╭──

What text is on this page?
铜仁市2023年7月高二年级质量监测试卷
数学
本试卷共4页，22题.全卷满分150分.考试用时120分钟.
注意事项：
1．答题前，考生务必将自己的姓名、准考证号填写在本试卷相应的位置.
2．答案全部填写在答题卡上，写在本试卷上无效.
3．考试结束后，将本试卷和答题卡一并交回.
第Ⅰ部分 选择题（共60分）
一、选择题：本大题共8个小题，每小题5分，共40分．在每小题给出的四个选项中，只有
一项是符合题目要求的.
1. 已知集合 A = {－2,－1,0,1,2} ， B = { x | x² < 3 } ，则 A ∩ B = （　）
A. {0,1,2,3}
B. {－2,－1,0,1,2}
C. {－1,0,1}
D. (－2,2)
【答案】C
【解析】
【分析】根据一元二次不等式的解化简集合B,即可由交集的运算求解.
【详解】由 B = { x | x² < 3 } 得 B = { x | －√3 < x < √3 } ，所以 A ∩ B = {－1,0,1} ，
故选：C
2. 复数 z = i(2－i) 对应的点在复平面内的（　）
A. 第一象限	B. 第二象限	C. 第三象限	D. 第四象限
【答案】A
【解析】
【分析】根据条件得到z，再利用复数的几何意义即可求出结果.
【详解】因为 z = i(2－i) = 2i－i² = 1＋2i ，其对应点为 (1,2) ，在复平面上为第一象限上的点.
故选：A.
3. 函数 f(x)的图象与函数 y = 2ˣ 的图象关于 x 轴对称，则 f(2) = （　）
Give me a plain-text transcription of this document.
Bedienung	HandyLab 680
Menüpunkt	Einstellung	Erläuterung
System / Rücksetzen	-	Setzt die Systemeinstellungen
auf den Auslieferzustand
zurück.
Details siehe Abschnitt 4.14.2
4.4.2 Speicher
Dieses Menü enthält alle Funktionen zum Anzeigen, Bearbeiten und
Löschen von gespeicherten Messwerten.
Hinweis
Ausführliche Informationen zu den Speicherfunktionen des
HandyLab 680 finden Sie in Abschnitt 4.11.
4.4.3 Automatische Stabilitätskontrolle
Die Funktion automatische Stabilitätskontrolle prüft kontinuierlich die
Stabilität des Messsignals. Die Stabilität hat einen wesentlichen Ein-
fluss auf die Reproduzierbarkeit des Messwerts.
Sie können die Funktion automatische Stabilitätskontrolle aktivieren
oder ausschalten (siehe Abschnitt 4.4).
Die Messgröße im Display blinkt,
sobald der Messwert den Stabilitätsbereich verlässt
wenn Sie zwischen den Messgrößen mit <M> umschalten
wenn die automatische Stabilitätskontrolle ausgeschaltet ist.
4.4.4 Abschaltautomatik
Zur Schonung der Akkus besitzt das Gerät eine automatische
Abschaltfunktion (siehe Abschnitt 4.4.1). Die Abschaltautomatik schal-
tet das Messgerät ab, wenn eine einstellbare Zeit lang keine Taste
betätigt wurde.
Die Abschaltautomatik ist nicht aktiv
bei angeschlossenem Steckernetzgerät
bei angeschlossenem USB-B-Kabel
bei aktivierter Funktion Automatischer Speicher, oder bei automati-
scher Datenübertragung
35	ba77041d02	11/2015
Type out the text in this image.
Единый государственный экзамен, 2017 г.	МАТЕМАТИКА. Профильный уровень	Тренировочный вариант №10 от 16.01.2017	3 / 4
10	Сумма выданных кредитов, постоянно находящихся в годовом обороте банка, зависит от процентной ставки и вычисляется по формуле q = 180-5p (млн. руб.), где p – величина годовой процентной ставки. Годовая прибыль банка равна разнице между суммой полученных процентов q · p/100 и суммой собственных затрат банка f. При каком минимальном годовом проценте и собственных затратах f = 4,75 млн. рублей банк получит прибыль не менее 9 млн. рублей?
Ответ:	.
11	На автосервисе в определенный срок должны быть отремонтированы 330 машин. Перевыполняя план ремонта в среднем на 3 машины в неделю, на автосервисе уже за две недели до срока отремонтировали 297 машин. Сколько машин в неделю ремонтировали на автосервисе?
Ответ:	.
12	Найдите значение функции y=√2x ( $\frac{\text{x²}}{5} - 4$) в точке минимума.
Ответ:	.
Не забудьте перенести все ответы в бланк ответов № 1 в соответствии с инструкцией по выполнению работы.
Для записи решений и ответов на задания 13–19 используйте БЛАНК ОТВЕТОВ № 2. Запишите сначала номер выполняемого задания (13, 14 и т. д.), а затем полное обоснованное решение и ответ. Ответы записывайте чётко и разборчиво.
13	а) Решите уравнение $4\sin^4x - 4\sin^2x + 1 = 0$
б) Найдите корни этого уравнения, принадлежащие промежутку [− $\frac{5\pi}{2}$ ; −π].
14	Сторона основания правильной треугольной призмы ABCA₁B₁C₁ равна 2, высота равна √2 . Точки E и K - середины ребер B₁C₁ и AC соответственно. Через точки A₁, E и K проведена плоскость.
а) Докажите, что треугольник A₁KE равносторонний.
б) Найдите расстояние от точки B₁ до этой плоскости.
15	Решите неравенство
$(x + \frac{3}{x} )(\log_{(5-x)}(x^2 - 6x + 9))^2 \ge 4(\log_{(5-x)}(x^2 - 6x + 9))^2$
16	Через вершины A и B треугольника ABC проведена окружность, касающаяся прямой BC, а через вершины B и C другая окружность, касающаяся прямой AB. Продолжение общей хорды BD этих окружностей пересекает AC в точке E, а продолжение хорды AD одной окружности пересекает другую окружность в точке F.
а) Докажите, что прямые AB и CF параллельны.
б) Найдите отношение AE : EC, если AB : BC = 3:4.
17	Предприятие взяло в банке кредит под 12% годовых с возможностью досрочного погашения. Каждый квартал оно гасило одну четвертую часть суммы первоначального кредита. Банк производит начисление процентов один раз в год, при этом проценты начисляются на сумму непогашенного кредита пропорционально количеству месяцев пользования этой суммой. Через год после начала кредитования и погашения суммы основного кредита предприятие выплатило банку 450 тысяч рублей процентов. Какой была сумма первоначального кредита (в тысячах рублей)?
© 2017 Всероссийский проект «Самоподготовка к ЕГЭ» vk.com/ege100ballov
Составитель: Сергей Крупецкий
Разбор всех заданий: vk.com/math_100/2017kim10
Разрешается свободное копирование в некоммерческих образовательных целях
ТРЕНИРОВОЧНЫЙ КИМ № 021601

╰──

Exercise goal
Make an exact copy of the data above.

Reply to the exercise
What text is on this page?
铜仁市2023年7月高二年级质量监测试卷
数学
本试卷共4页，22题.全卷满分150分.考试用时120分钟.
注意事项：
1．答题前，考生务必将自己的姓名、准考证号填写在本试卷相应的位置.
2．答案全部填写在答题卡上，写在本试卷上无效.
3．考试结束后，将本试卷和答题卡一并交回.
第Ⅰ部分 选择题（共60分）
一、选择题：本大题共8个小题，每小题5分，共40分．在每小题给出的四个选项中，只有
一项是符合题目要求的.
1. 已知集合 A = {－2,－1,0,1,2} ， B = { x | x² < 3 } ，则 A ∩ B = （　）
A. {0,1,2,3}
B. {－2,－1,0,1,2}
C. {－1,0,1}
D. (－2,2)
【答案】C
【解析】
【分析】根据一元二次不等式的解化简集合B,即可由交集的运算求解.
【详解】由 B = { x | x² < 3 } 得 B = { x | －√3 < x < √3 } ，所以 A ∩ B = {－1,0,1} ，
故选：C
2. 复数 z = i(2－i) 对应的点在复平面内的（　）
A. 第一象限	B. 第二象限	C. 第三象限	D. 第四象限
【答案】A
【解析】
【分析】根据条件得到z，再利用复数的几何意义即可求出结果.
【详解】因为 z = i(2－i) = 2i－i² = 1＋2i ，其对应点为 (1,2) ，在复平面上为第一象限上的点.
故选：A.
3. 函数 f(x)的图象与函数 y = 2ˣ 的图象关于 x 轴对称，则 f(2) = （　）
Give me a plain-text transcription of this document.
Bedienung	HandyLab 680
Menüpunkt	Einstellung	Erläuterung
System / Rücksetzen	-	Setzt die Systemeinstellungen
auf den Auslieferzustand
zurück.
Details siehe Abschnitt 4.14.2
4.4.2 Speicher
Dieses Menü enthält alle Funktionen zum Anzeigen, Bearbeiten und
Löschen von gespeicherten Messwerten.
Hinweis
Ausführliche Informationen zu den Speicherfunktionen des
HandyLab 680 finden Sie in Abschnitt 4.11.
4.4.3 Automatische Stabilitätskontrolle
Die Funktion automatische Stabilitätskontrolle prüft kontinuierlich die
Stabilität des Messsignals. Die Stabilität hat einen wesentlichen Ein-
fluss auf die Reproduzierbarkeit des Messwerts.
Sie können die Funktion automatische Stabilitätskontrolle aktivieren
oder ausschalten (siehe Abschnitt 4.4).
Die Messgröße im Display blinkt,
sobald der Messwert den Stabilitätsbereich verlässt
wenn Sie zwischen den Messgrößen mit <M> umschalten
wenn die automatische Stabilitätskontrolle ausgeschaltet ist.
4.4.4 Abschaltautomatik
Zur Schonung der Akkus besitzt das Gerät eine automatische
Abschaltfunktion (siehe Abschnitt 4.4.1). Die Abschaltautomatik schal-
tet das Messgerät ab, wenn eine einstellbare Zeit lang keine Taste
betätigt wurde.
Die Abschaltautomatik ist nicht aktiv
bei angeschlossenem Steckernetzgerät
bei angeschlossenem USB-B-Kabel
bei aktivierter Funktion Automatischer Speicher, oder bei automati-
scher Datenübertragung
35	ba77041d02	11/2015
Type out the text in this image.
Единый государственный экзамен, 2017 г.	МАТЕМАТИКА. Профильный уровень	Тренировочный вариант №10 от 16.01.2017	3 / 4
10	Сумма выданных кредитов, постоянно находящихся в годовом обороте банка, зависит от процентной ставки и вычисляется по формуле q = 180-5p (млн. руб.), где p – величина годовой процентной ставки. Годовая прибыль банка равна разнице между суммой полученных процентов q · p/100 и суммой собственных затрат банка f. При каком минимальном годовом проценте и собственных затратах f = 4,75 млн. рублей банк получит прибыль не менее 9 млн. рублей?
Ответ:	.
11	На автосервисе в определенный срок должны быть отремонтированы 330 машин. Перевыполняя план ремонта в среднем на 3 машины в неделю, на автосервисе уже за две недели до срока отремонтировали 297 машин. Сколько машин в неделю ремонтировали на автосервисе?
Ответ:	.
12	Найдите значение функции y=√2x ( $\frac{\text{x²}}{5} - 4$) в точке минимума.
Ответ:	.
Не забудьте перенести все ответы в бланк ответов № 1 в соответствии с инструкцией по выполнению работы.
Для записи решений и ответов на задания 13–19 используйте БЛАНК ОТВЕТОВ № 2. Запишите сначала номер выполняемого задания (13, 14 и т. д.), а затем полное обоснованное решение и ответ. Ответы записывайте чётко и разборчиво.
13	а) Решите уравнение $4\sin^4x - 4\sin^2x + 1 = 0$
б) Найдите корни этого уравнения, принадлежащие промежутку [− $\frac{5\pi}{2}$ ; −π].
14	Сторона основания правильной треугольной призмы ABCA₁B₁C₁ равна 2, высота равна √2 . Точки E и K - середины ребер B₁C₁ и AC соответственно. Через точки A₁, E и K проведена плоскость.
а) Докажите, что треугольник A₁KE равносторонний.
б) Найдите расстояние от точки B₁ до этой плоскости.
15	Решите неравенство
$(x + \frac{3}{x} )(\log_{(5-x)}(x^2 - 6x + 9))^2 \ge 4(\log_{(5-x)}(x^2 - 6x + 9))^2$
16	Через вершины A и B треугольника ABC проведена окружность, касающаяся прямой BC, а через вершины B и C другая окружность, касающаяся прямой AB. Продолжение общей хорды BD этих окружностей пересекает AC в точке E, а продолжение хорды AD одной окружности пересекает другую окружность в точке F.
а) Докажите, что прямые AB и CF параллельны.
б) Найдите отношение AE : EC, если AB : BC = 3:4.
17	Предприятие взяло в банке кредит под 12% годовых с возможностью досрочного погашения. Каждый квартал оно гасило одну четвертую часть суммы первоначального кредита. Банк производит начисление процентов один раз в год, при этом проценты начисляются на сумму непогашенного кредита пропорционально количеству месяцев пользования этой суммой. Через год после начала кредитования и погашения суммы основного кредита предприятие выплатило банку 450 тысяч рублей процентов. Какой была сумма первоначального кредита (в тысячах рублей)?
© 2017 Всероссийский проект «Самоподготовка к ЕГЭ» vk.com/ege100ballov
Составитель: Сергей Крупецкий
Разбор всех заданий: vk.com/math_100/2017kim10
Разрешается свободное копирование в некоммерческих образовательных целях
ТРЕНИРОВОЧНЫЙ КИМ № 021601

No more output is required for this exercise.